- **Task objective**:
Wherever the word "outlook" appears in a line, copy that line.

(A block of data)
-.-.-
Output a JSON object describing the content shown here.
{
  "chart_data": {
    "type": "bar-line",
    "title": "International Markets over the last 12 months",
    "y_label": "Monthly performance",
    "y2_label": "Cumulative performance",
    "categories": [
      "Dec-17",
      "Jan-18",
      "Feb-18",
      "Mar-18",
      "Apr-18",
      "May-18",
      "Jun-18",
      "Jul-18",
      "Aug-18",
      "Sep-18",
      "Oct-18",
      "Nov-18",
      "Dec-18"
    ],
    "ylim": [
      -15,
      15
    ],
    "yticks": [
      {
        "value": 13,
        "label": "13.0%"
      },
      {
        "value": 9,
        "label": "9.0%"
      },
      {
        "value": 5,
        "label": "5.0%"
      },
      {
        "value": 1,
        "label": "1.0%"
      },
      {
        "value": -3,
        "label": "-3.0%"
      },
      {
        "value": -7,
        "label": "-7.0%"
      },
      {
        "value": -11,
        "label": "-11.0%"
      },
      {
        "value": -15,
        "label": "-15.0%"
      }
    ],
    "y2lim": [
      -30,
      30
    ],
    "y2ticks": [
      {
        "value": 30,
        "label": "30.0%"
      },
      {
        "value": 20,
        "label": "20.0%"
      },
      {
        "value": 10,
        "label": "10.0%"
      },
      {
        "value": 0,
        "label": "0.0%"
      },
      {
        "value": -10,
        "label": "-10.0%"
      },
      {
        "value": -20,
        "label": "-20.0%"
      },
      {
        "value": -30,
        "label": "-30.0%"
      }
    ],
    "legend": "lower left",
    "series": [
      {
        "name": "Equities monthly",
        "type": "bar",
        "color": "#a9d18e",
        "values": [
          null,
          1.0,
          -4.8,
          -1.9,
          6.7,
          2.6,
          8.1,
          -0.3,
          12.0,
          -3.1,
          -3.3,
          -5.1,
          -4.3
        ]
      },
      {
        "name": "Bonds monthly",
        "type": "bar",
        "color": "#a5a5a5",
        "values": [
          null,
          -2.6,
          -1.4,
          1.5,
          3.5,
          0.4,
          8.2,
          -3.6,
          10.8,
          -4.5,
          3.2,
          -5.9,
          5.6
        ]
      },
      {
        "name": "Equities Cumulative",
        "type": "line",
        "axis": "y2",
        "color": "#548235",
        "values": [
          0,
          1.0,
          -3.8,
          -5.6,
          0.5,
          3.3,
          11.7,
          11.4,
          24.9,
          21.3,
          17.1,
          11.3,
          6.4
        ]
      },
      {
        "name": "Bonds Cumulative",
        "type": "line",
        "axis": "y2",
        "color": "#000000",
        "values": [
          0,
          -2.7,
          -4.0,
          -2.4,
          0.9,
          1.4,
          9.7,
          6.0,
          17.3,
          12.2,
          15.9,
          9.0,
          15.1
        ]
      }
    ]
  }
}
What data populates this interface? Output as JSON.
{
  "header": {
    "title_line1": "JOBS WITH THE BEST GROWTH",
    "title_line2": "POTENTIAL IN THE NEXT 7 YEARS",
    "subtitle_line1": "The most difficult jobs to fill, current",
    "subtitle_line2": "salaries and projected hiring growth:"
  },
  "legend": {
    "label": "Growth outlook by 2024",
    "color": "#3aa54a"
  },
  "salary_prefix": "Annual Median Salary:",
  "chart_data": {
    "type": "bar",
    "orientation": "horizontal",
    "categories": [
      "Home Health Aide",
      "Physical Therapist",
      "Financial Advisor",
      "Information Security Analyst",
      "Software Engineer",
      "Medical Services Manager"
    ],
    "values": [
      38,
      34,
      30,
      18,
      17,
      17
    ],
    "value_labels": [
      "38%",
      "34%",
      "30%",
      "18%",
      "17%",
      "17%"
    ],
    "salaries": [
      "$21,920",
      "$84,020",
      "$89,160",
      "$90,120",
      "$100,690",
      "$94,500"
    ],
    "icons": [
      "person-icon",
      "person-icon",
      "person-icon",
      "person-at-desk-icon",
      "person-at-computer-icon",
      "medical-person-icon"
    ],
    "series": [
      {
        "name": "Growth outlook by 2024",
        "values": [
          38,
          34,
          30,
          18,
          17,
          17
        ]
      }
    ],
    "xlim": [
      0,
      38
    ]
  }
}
-.-.-
- **Finished answer**:
    "label": "Growth outlook by 2024",
        "name": "Growth outlook by 2024",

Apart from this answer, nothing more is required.